--- Supplied data ---
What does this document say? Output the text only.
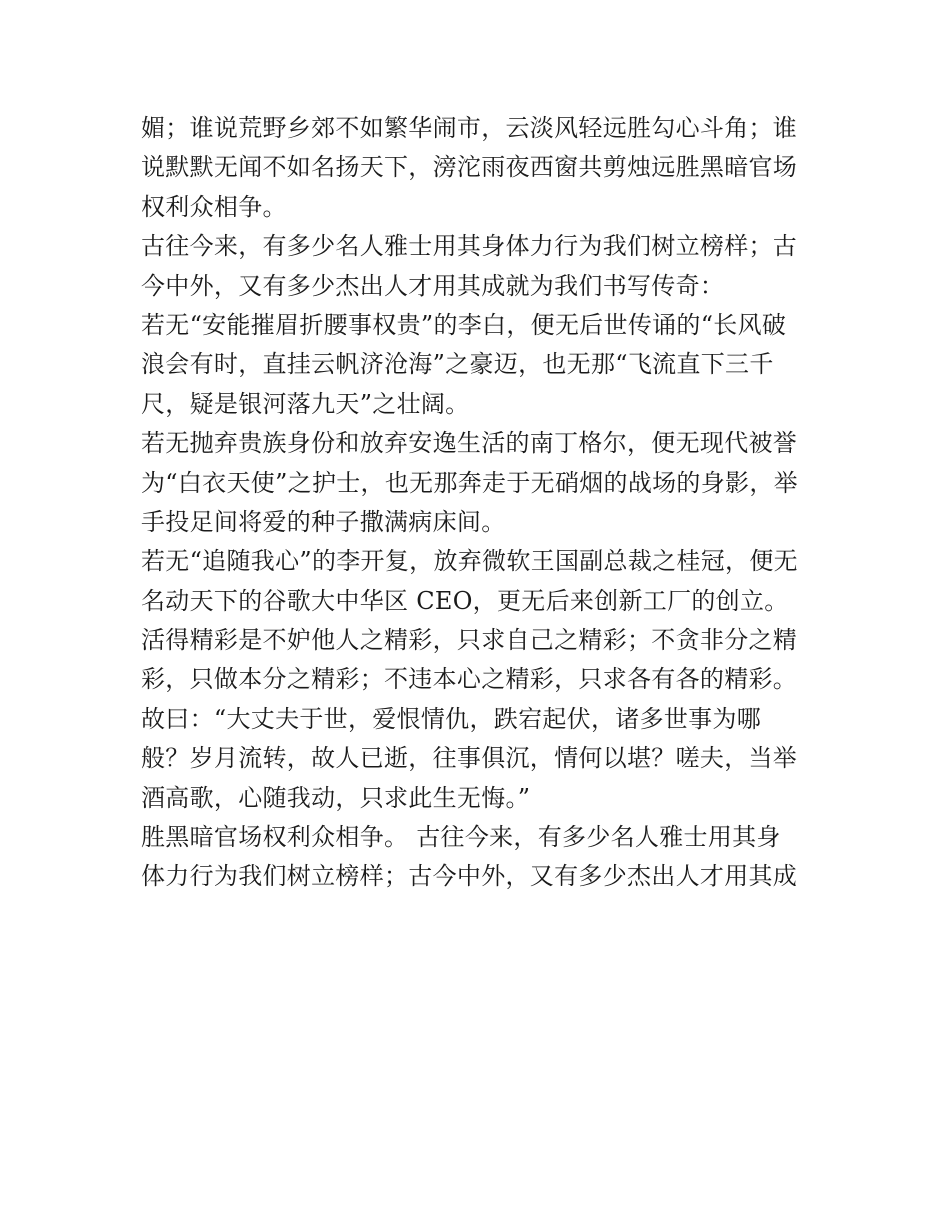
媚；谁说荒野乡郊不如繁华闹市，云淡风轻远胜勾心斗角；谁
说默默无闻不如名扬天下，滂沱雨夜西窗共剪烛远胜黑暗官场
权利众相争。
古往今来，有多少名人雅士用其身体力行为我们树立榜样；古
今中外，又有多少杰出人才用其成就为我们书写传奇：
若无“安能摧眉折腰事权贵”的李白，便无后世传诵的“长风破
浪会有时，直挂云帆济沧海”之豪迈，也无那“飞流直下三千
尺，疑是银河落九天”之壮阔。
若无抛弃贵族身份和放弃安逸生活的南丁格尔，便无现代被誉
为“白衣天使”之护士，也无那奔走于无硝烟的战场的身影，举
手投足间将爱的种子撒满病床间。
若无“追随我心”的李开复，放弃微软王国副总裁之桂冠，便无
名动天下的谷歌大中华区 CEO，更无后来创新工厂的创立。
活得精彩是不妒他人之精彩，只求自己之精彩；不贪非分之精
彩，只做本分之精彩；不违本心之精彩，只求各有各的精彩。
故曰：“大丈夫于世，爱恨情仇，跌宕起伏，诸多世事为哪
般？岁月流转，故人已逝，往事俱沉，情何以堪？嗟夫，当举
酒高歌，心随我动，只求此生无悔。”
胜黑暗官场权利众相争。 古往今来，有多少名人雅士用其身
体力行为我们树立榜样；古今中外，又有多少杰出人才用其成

--- Direction ---
Restate the data above word for word. Skip every picture.

--- Completed exercise ---
What does this document say? Output the text only.
媚；谁说荒野乡郊不如繁华闹市，云淡风轻远胜勾心斗角；谁
说默默无闻不如名扬天下，滂沱雨夜西窗共剪烛远胜黑暗官场
权利众相争。
古往今来，有多少名人雅士用其身体力行为我们树立榜样；古
今中外，又有多少杰出人才用其成就为我们书写传奇：
若无“安能摧眉折腰事权贵”的李白，便无后世传诵的“长风破
浪会有时，直挂云帆济沧海”之豪迈，也无那“飞流直下三千
尺，疑是银河落九天”之壮阔。
若无抛弃贵族身份和放弃安逸生活的南丁格尔，便无现代被誉
为“白衣天使”之护士，也无那奔走于无硝烟的战场的身影，举
手投足间将爱的种子撒满病床间。
若无“追随我心”的李开复，放弃微软王国副总裁之桂冠，便无
名动天下的谷歌大中华区 CEO，更无后来创新工厂的创立。
活得精彩是不妒他人之精彩，只求自己之精彩；不贪非分之精
彩，只做本分之精彩；不违本心之精彩，只求各有各的精彩。
故曰：“大丈夫于世，爱恨情仇，跌宕起伏，诸多世事为哪
般？岁月流转，故人已逝，往事俱沉，情何以堪？嗟夫，当举
酒高歌，心随我动，只求此生无悔。”
胜黑暗官场权利众相争。 古往今来，有多少名人雅士用其身
体力行为我们树立榜样；古今中外，又有多少杰出人才用其成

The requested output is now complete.